## Set problem
Count how many lines hold the string "Installer". Give that number alone.

++++

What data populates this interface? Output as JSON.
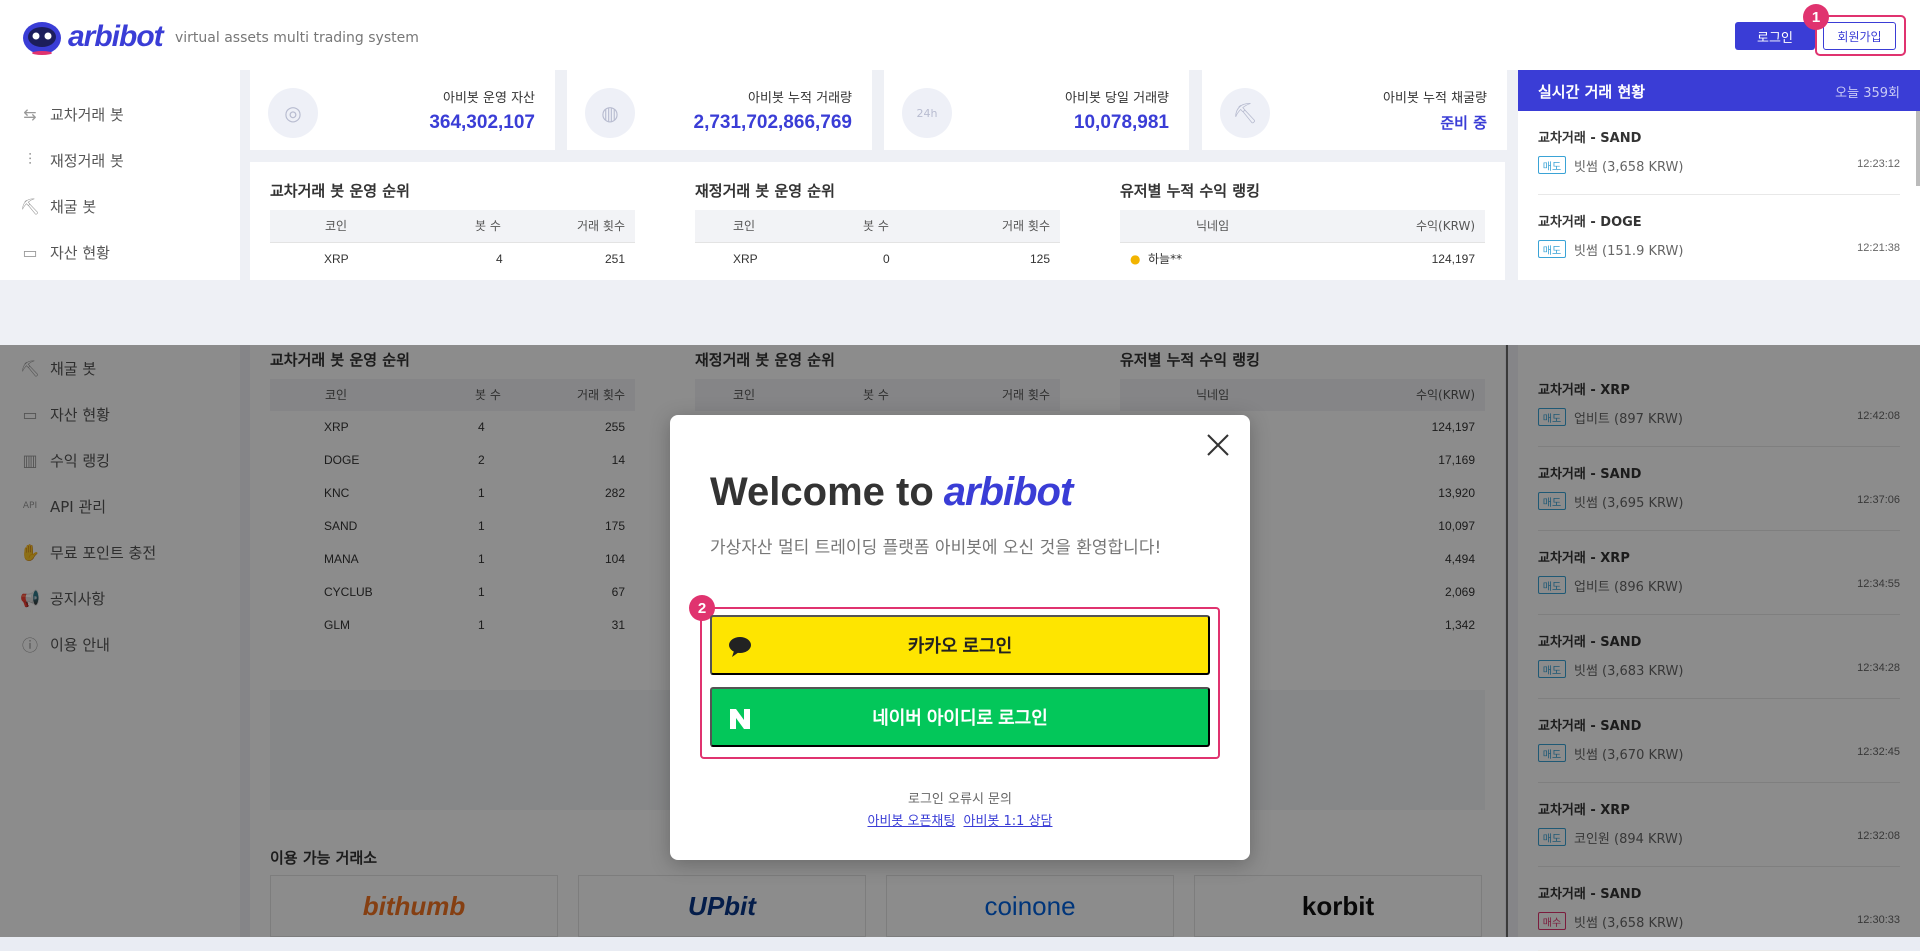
{
  "brand": {
    "name": "arbibot",
    "tagline": "virtual assets multi trading system"
  },
  "header": {
    "login_label": "로그인",
    "signup_label": "회원가입",
    "step1_badge": "1"
  },
  "sidebar": {
    "items": [
      {
        "label": "교차거래 봇",
        "icon": "exchange-arrows-icon"
      },
      {
        "label": "재정거래 봇",
        "icon": "candlestick-icon"
      },
      {
        "label": "채굴 봇",
        "icon": "pickaxe-icon"
      },
      {
        "label": "자산 현황",
        "icon": "wallet-icon"
      }
    ]
  },
  "stats": [
    {
      "label": "아비봇 운영 자산",
      "value": "364,302,107",
      "icon": "coins-icon"
    },
    {
      "label": "아비봇 누적 거래량",
      "value": "2,731,702,866,769",
      "icon": "money-bag-icon"
    },
    {
      "label": "아비봇 당일 거래량",
      "value": "10,078,981",
      "icon": "24h-icon"
    },
    {
      "label": "아비봇 누적 채굴량",
      "value": "준비 중",
      "icon": "pickaxe-icon"
    }
  ],
  "rankings": {
    "cross": {
      "title": "교차거래 봇 운영 순위",
      "headers": [
        "코인",
        "봇 수",
        "거래 횟수"
      ],
      "row": [
        "XRP",
        "4",
        "251"
      ]
    },
    "arb": {
      "title": "재정거래 봇 운영 순위",
      "headers": [
        "코인",
        "봇 수",
        "거래 횟수"
      ],
      "row": [
        "XRP",
        "0",
        "125"
      ]
    },
    "user": {
      "title": "유저별 누적 수익 랭킹",
      "headers": [
        "닉네임",
        "수익(KRW)"
      ],
      "row": [
        "하늘**",
        "124,197"
      ]
    }
  },
  "live": {
    "title": "실시간 거래 현황",
    "count": "오늘 359회",
    "trades": [
      {
        "title": "교차거래 - SAND",
        "tag": "매도",
        "exchange": "빗썸 (3,658 KRW)",
        "time": "12:23:12"
      },
      {
        "title": "교차거래 - DOGE",
        "tag": "매도",
        "exchange": "빗썸 (151.9 KRW)",
        "time": "12:21:38"
      }
    ]
  },
  "lower": {
    "sidebar_items": [
      {
        "label": "채굴 봇",
        "icon": "pickaxe-icon"
      },
      {
        "label": "자산 현황",
        "icon": "wallet-icon"
      },
      {
        "label": "수익 랭킹",
        "icon": "bar-chart-icon"
      },
      {
        "label": "API 관리",
        "icon": "api-icon"
      },
      {
        "label": "무료 포인트 충전",
        "icon": "coin-hand-icon"
      },
      {
        "label": "공지사항",
        "icon": "megaphone-icon"
      },
      {
        "label": "이용 안내",
        "icon": "info-icon"
      }
    ],
    "cross": {
      "title": "교차거래 봇 운영 순위",
      "headers": [
        "코인",
        "봇 수",
        "거래 횟수"
      ],
      "rows": [
        [
          "XRP",
          "4",
          "255"
        ],
        [
          "DOGE",
          "2",
          "14"
        ],
        [
          "KNC",
          "1",
          "282"
        ],
        [
          "SAND",
          "1",
          "175"
        ],
        [
          "MANA",
          "1",
          "104"
        ],
        [
          "CYCLUB",
          "1",
          "67"
        ],
        [
          "GLM",
          "1",
          "31"
        ]
      ]
    },
    "arb": {
      "title": "재정거래 봇 운영 순위",
      "headers": [
        "코인",
        "봇 수",
        "거래 횟수"
      ]
    },
    "user": {
      "title": "유저별 누적 수익 랭킹",
      "headers": [
        "닉네임",
        "수익(KRW)"
      ],
      "values": [
        "124,197",
        "17,169",
        "13,920",
        "10,097",
        "4,494",
        "2,069",
        "1,342"
      ]
    },
    "exchanges_title": "이용 가능 거래소",
    "exchanges": [
      "bithumb",
      "UPbit",
      "coinone",
      "korbit"
    ],
    "trades": [
      {
        "title": "교차거래 - XRP",
        "tag": "매도",
        "exchange": "업비트 (897 KRW)",
        "time": "12:42:08"
      },
      {
        "title": "교차거래 - SAND",
        "tag": "매도",
        "exchange": "빗썸 (3,695 KRW)",
        "time": "12:37:06"
      },
      {
        "title": "교차거래 - XRP",
        "tag": "매도",
        "exchange": "업비트 (896 KRW)",
        "time": "12:34:55"
      },
      {
        "title": "교차거래 - SAND",
        "tag": "매도",
        "exchange": "빗썸 (3,683 KRW)",
        "time": "12:34:28"
      },
      {
        "title": "교차거래 - SAND",
        "tag": "매도",
        "exchange": "빗썸 (3,670 KRW)",
        "time": "12:32:45"
      },
      {
        "title": "교차거래 - XRP",
        "tag": "매도",
        "exchange": "코인원 (894 KRW)",
        "time": "12:32:08"
      },
      {
        "title": "교차거래 - SAND",
        "tag": "매수",
        "exchange": "빗썸 (3,658 KRW)",
        "time": "12:30:33"
      }
    ]
  },
  "modal": {
    "welcome": "Welcome to",
    "brand": "arbibot",
    "subtitle": "가상자산 멀티 트레이딩 플랫폼 아비봇에 오신 것을 환영합니다!",
    "kakao_label": "카카오 로그인",
    "naver_label": "네이버 아이디로 로그인",
    "error_text": "로그인 오류시 문의",
    "link_openchat": "아비봇 오픈채팅",
    "link_consult": "아비봇 1:1 상담",
    "step2_badge": "2"
  },
  "colors": {
    "accent": "#3a3dd6",
    "highlight": "#e0336f",
    "kakao": "#fee500",
    "naver": "#03c75a"
  }
}
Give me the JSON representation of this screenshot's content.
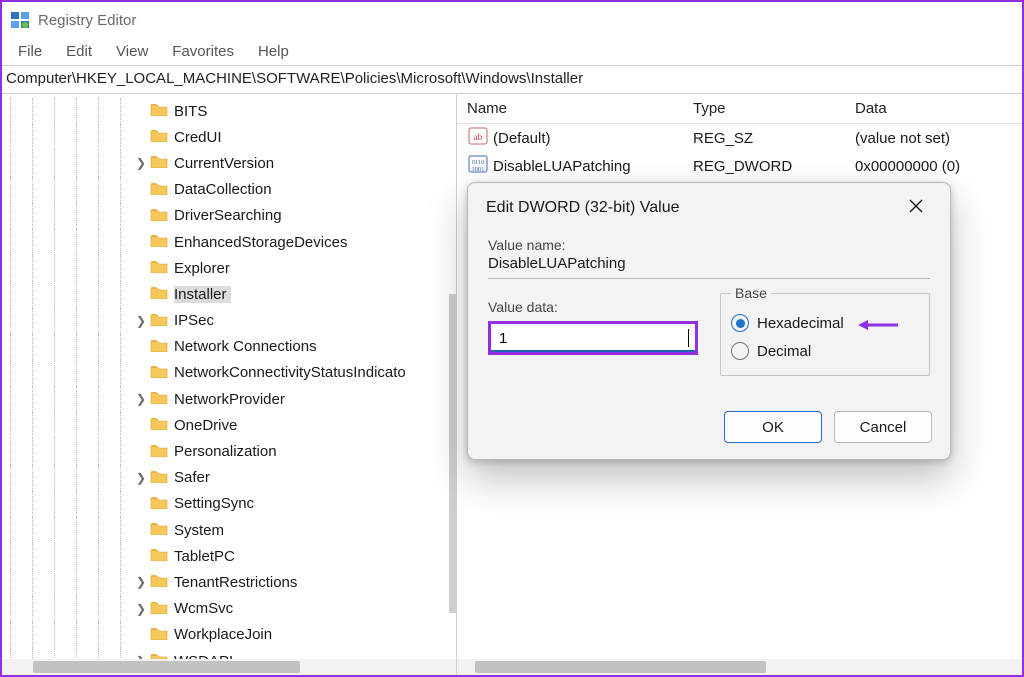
{
  "window": {
    "title": "Registry Editor"
  },
  "menubar": [
    "File",
    "Edit",
    "View",
    "Favorites",
    "Help"
  ],
  "addressbar": "Computer\\HKEY_LOCAL_MACHINE\\SOFTWARE\\Policies\\Microsoft\\Windows\\Installer",
  "tree": {
    "indent_levels": 7,
    "items": [
      {
        "label": "BITS",
        "expandable": false,
        "depth": 7
      },
      {
        "label": "CredUI",
        "expandable": false,
        "depth": 7
      },
      {
        "label": "CurrentVersion",
        "expandable": true,
        "depth": 7
      },
      {
        "label": "DataCollection",
        "expandable": false,
        "depth": 7
      },
      {
        "label": "DriverSearching",
        "expandable": false,
        "depth": 7
      },
      {
        "label": "EnhancedStorageDevices",
        "expandable": false,
        "depth": 7
      },
      {
        "label": "Explorer",
        "expandable": false,
        "depth": 7
      },
      {
        "label": "Installer",
        "expandable": false,
        "depth": 7,
        "selected": true
      },
      {
        "label": "IPSec",
        "expandable": true,
        "depth": 7
      },
      {
        "label": "Network Connections",
        "expandable": false,
        "depth": 7
      },
      {
        "label": "NetworkConnectivityStatusIndicato",
        "expandable": false,
        "depth": 7
      },
      {
        "label": "NetworkProvider",
        "expandable": true,
        "depth": 7
      },
      {
        "label": "OneDrive",
        "expandable": false,
        "depth": 7
      },
      {
        "label": "Personalization",
        "expandable": false,
        "depth": 7
      },
      {
        "label": "Safer",
        "expandable": true,
        "depth": 7
      },
      {
        "label": "SettingSync",
        "expandable": false,
        "depth": 7
      },
      {
        "label": "System",
        "expandable": false,
        "depth": 7
      },
      {
        "label": "TabletPC",
        "expandable": false,
        "depth": 7
      },
      {
        "label": "TenantRestrictions",
        "expandable": true,
        "depth": 7
      },
      {
        "label": "WcmSvc",
        "expandable": true,
        "depth": 7
      },
      {
        "label": "WorkplaceJoin",
        "expandable": false,
        "depth": 7
      },
      {
        "label": "WSDAPI",
        "expandable": true,
        "depth": 7
      }
    ]
  },
  "list": {
    "headers": {
      "name": "Name",
      "type": "Type",
      "data": "Data"
    },
    "rows": [
      {
        "icon": "sz",
        "name": "(Default)",
        "type": "REG_SZ",
        "data": "(value not set)"
      },
      {
        "icon": "dword",
        "name": "DisableLUAPatching",
        "type": "REG_DWORD",
        "data": "0x00000000 (0)"
      }
    ]
  },
  "dialog": {
    "title": "Edit DWORD (32-bit) Value",
    "value_name_label": "Value name:",
    "value_name": "DisableLUAPatching",
    "value_data_label": "Value data:",
    "value_data": "1",
    "base_label": "Base",
    "radio_hex": "Hexadecimal",
    "radio_dec": "Decimal",
    "selected_base": "Hexadecimal",
    "ok": "OK",
    "cancel": "Cancel"
  },
  "colors": {
    "accent": "#922fe6",
    "win_blue": "#1f6fcf"
  }
}
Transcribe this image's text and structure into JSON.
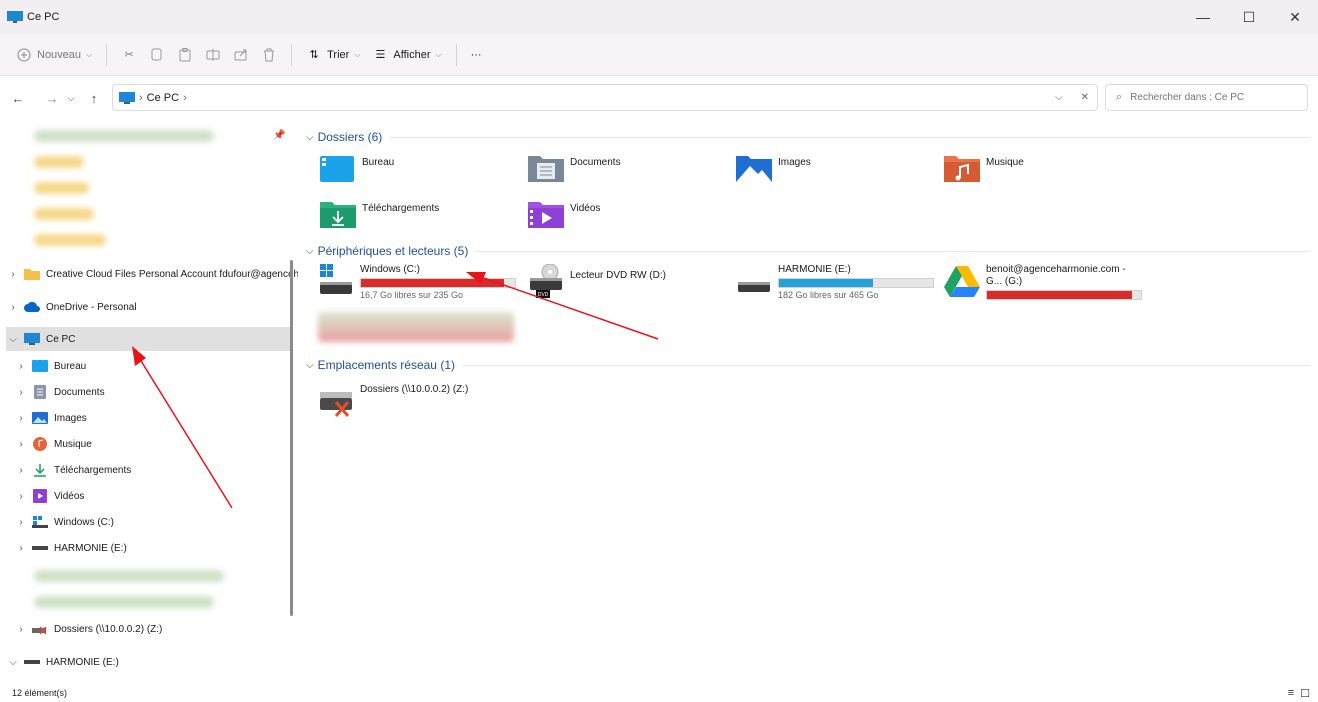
{
  "window": {
    "title": "Ce PC",
    "minimize": "—",
    "maximize": "☐",
    "close": "✕"
  },
  "toolbar": {
    "new_label": "Nouveau",
    "sort_label": "Trier",
    "view_label": "Afficher",
    "more_label": "···"
  },
  "address": {
    "crumb": "Ce PC",
    "search_placeholder": "Rechercher dans : Ce PC"
  },
  "nav": {
    "creative_cloud": "Creative Cloud Files Personal Account fdufour@agenceh",
    "onedrive": "OneDrive - Personal",
    "ce_pc": "Ce PC",
    "children": [
      "Bureau",
      "Documents",
      "Images",
      "Musique",
      "Téléchargements",
      "Vidéos",
      "Windows (C:)",
      "HARMONIE (E:)"
    ],
    "network": "Dossiers (\\\\10.0.0.2) (Z:)",
    "harmonie_root": "HARMONIE (E:)"
  },
  "groups": {
    "folders_header": "Dossiers (6)",
    "devices_header": "Périphériques et lecteurs (5)",
    "network_header": "Emplacements réseau (1)"
  },
  "folders": [
    "Bureau",
    "Documents",
    "Images",
    "Musique",
    "Téléchargements",
    "Vidéos"
  ],
  "drives": {
    "c": {
      "name": "Windows (C:)",
      "free": "16,7 Go libres sur 235 Go",
      "used_fraction": 0.93,
      "color": "#da2a2a"
    },
    "d": {
      "name": "Lecteur DVD RW (D:)"
    },
    "e": {
      "name": "HARMONIE (E:)",
      "free": "182 Go libres sur 465 Go",
      "used_fraction": 0.61,
      "color": "#26a0da"
    },
    "g": {
      "name": "benoit@agenceharmonie.com - G... (G:)",
      "used_fraction": 0.94,
      "color": "#da2a2a"
    }
  },
  "network_location": {
    "name": "Dossiers (\\\\10.0.0.2) (Z:)"
  },
  "status": {
    "count": "12 élément(s)"
  },
  "colors": {
    "accent": "#1f4e9c",
    "annotation_arrow": "#e8141a"
  }
}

++++

## Right answer
2